[START OF Input rows]
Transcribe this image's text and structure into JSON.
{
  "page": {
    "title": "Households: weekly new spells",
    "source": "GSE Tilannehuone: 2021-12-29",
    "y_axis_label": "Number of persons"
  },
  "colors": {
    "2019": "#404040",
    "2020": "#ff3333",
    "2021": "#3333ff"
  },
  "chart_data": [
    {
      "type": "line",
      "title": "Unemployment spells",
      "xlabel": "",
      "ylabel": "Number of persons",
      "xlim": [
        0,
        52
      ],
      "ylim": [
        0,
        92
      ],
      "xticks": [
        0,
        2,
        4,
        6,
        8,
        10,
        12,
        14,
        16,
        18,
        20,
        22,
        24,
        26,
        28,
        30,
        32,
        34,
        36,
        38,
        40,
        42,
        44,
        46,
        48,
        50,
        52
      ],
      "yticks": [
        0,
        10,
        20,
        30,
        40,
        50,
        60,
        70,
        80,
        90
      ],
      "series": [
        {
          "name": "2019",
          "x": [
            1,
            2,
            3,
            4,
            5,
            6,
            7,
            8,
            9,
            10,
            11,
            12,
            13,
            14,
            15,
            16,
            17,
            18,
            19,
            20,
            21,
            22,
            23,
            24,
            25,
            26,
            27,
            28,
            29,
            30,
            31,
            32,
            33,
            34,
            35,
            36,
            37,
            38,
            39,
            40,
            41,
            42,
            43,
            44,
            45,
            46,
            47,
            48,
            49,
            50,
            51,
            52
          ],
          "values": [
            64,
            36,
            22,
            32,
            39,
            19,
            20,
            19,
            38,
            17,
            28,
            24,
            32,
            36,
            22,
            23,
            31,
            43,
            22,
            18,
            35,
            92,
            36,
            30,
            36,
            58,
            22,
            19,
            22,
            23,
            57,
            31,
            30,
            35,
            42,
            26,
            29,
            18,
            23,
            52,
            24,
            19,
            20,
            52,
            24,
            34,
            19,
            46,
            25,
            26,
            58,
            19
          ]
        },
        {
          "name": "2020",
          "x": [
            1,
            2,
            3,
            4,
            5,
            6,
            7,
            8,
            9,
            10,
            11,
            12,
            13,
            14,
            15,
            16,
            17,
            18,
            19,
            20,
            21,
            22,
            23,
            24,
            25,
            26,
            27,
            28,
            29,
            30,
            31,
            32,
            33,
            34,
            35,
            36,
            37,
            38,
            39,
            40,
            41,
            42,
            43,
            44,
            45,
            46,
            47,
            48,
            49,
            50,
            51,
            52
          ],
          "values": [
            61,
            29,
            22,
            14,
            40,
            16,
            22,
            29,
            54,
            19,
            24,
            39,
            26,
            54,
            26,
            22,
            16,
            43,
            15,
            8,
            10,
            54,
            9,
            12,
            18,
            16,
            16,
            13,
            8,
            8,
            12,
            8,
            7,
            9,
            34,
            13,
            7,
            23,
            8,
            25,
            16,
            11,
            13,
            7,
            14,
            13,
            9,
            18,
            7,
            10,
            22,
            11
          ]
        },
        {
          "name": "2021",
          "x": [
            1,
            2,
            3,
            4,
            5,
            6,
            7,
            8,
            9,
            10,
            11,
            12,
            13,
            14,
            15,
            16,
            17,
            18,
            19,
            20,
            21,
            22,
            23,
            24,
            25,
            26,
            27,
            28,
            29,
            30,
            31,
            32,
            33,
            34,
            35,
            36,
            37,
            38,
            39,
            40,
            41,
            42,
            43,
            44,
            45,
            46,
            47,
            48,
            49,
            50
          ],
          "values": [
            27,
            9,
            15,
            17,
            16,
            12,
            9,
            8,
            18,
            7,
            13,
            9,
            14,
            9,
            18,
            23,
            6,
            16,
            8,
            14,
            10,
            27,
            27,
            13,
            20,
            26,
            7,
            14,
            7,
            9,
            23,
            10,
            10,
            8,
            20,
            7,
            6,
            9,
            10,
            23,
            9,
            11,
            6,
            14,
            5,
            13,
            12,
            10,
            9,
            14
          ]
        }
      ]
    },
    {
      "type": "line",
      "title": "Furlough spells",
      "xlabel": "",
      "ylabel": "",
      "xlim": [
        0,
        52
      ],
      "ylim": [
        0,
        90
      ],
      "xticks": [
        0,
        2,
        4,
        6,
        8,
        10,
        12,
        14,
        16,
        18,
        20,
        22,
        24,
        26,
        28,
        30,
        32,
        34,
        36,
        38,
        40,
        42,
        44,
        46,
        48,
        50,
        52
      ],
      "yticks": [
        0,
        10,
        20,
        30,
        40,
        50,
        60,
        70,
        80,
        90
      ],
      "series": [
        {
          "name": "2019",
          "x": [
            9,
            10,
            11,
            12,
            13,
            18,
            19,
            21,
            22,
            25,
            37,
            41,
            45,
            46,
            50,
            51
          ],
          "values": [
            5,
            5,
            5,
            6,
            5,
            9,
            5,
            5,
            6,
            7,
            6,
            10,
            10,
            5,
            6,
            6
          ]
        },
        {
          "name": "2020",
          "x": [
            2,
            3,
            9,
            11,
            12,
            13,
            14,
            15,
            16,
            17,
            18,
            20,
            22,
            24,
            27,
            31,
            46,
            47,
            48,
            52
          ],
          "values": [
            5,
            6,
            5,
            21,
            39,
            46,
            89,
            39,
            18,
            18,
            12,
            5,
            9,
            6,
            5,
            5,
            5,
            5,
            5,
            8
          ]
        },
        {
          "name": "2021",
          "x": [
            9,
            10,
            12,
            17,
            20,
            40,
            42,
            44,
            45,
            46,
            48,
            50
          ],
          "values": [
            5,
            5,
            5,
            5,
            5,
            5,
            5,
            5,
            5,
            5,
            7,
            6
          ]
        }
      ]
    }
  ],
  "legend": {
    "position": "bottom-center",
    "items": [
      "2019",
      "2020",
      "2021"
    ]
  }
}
[END OF Input rows]
Print out the whole listing exactly as it appears.

Transcribe this image's text and structure into JSON.
{
  "page": {
    "title": "Households: weekly new spells",
    "source": "GSE Tilannehuone: 2021-12-29",
    "y_axis_label": "Number of persons"
  },
  "colors": {
    "2019": "#404040",
    "2020": "#ff3333",
    "2021": "#3333ff"
  },
  "chart_data": [
    {
      "type": "line",
      "title": "Unemployment spells",
      "xlabel": "",
      "ylabel": "Number of persons",
      "xlim": [
        0,
        52
      ],
      "ylim": [
        0,
        92
      ],
      "xticks": [
        0,
        2,
        4,
        6,
        8,
        10,
        12,
        14,
        16,
        18,
        20,
        22,
        24,
        26,
        28,
        30,
        32,
        34,
        36,
        38,
        40,
        42,
        44,
        46,
        48,
        50,
        52
      ],
      "yticks": [
        0,
        10,
        20,
        30,
        40,
        50,
        60,
        70,
        80,
        90
      ],
      "series": [
        {
          "name": "2019",
          "x": [
            1,
            2,
            3,
            4,
            5,
            6,
            7,
            8,
            9,
            10,
            11,
            12,
            13,
            14,
            15,
            16,
            17,
            18,
            19,
            20,
            21,
            22,
            23,
            24,
            25,
            26,
            27,
            28,
            29,
            30,
            31,
            32,
            33,
            34,
            35,
            36,
            37,
            38,
            39,
            40,
            41,
            42,
            43,
            44,
            45,
            46,
            47,
            48,
            49,
            50,
            51,
            52
          ],
          "values": [
            64,
            36,
            22,
            32,
            39,
            19,
            20,
            19,
            38,
            17,
            28,
            24,
            32,
            36,
            22,
            23,
            31,
            43,
            22,
            18,
            35,
            92,
            36,
            30,
            36,
            58,
            22,
            19,
            22,
            23,
            57,
            31,
            30,
            35,
            42,
            26,
            29,
            18,
            23,
            52,
            24,
            19,
            20,
            52,
            24,
            34,
            19,
            46,
            25,
            26,
            58,
            19
          ]
        },
        {
          "name": "2020",
          "x": [
            1,
            2,
            3,
            4,
            5,
            6,
            7,
            8,
            9,
            10,
            11,
            12,
            13,
            14,
            15,
            16,
            17,
            18,
            19,
            20,
            21,
            22,
            23,
            24,
            25,
            26,
            27,
            28,
            29,
            30,
            31,
            32,
            33,
            34,
            35,
            36,
            37,
            38,
            39,
            40,
            41,
            42,
            43,
            44,
            45,
            46,
            47,
            48,
            49,
            50,
            51,
            52
          ],
          "values": [
            61,
            29,
            22,
            14,
            40,
            16,
            22,
            29,
            54,
            19,
            24,
            39,
            26,
            54,
            26,
            22,
            16,
            43,
            15,
            8,
            10,
            54,
            9,
            12,
            18,
            16,
            16,
            13,
            8,
            8,
            12,
            8,
            7,
            9,
            34,
            13,
            7,
            23,
            8,
            25,
            16,
            11,
            13,
            7,
            14,
            13,
            9,
            18,
            7,
            10,
            22,
            11
          ]
        },
        {
          "name": "2021",
          "x": [
            1,
            2,
            3,
            4,
            5,
            6,
            7,
            8,
            9,
            10,
            11,
            12,
            13,
            14,
            15,
            16,
            17,
            18,
            19,
            20,
            21,
            22,
            23,
            24,
            25,
            26,
            27,
            28,
            29,
            30,
            31,
            32,
            33,
            34,
            35,
            36,
            37,
            38,
            39,
            40,
            41,
            42,
            43,
            44,
            45,
            46,
            47,
            48,
            49,
            50
          ],
          "values": [
            27,
            9,
            15,
            17,
            16,
            12,
            9,
            8,
            18,
            7,
            13,
            9,
            14,
            9,
            18,
            23,
            6,
            16,
            8,
            14,
            10,
            27,
            27,
            13,
            20,
            26,
            7,
            14,
            7,
            9,
            23,
            10,
            10,
            8,
            20,
            7,
            6,
            9,
            10,
            23,
            9,
            11,
            6,
            14,
            5,
            13,
            12,
            10,
            9,
            14
          ]
        }
      ]
    },
    {
      "type": "line",
      "title": "Furlough spells",
      "xlabel": "",
      "ylabel": "",
      "xlim": [
        0,
        52
      ],
      "ylim": [
        0,
        90
      ],
      "xticks": [
        0,
        2,
        4,
        6,
        8,
        10,
        12,
        14,
        16,
        18,
        20,
        22,
        24,
        26,
        28,
        30,
        32,
        34,
        36,
        38,
        40,
        42,
        44,
        46,
        48,
        50,
        52
      ],
      "yticks": [
        0,
        10,
        20,
        30,
        40,
        50,
        60,
        70,
        80,
        90
      ],
      "series": [
        {
          "name": "2019",
          "x": [
            9,
            10,
            11,
            12,
            13,
            18,
            19,
            21,
            22,
            25,
            37,
            41,
            45,
            46,
            50,
            51
          ],
          "values": [
            5,
            5,
            5,
            6,
            5,
            9,
            5,
            5,
            6,
            7,
            6,
            10,
            10,
            5,
            6,
            6
          ]
        },
        {
          "name": "2020",
          "x": [
            2,
            3,
            9,
            11,
            12,
            13,
            14,
            15,
            16,
            17,
            18,
            20,
            22,
            24,
            27,
            31,
            46,
            47,
            48,
            52
          ],
          "values": [
            5,
            6,
            5,
            21,
            39,
            46,
            89,
            39,
            18,
            18,
            12,
            5,
            9,
            6,
            5,
            5,
            5,
            5,
            5,
            8
          ]
        },
        {
          "name": "2021",
          "x": [
            9,
            10,
            12,
            17,
            20,
            40,
            42,
            44,
            45,
            46,
            48,
            50
          ],
          "values": [
            5,
            5,
            5,
            5,
            5,
            5,
            5,
            5,
            5,
            5,
            7,
            6
          ]
        }
      ]
    }
  ],
  "legend": {
    "position": "bottom-center",
    "items": [
      "2019",
      "2020",
      "2021"
    ]
  }
}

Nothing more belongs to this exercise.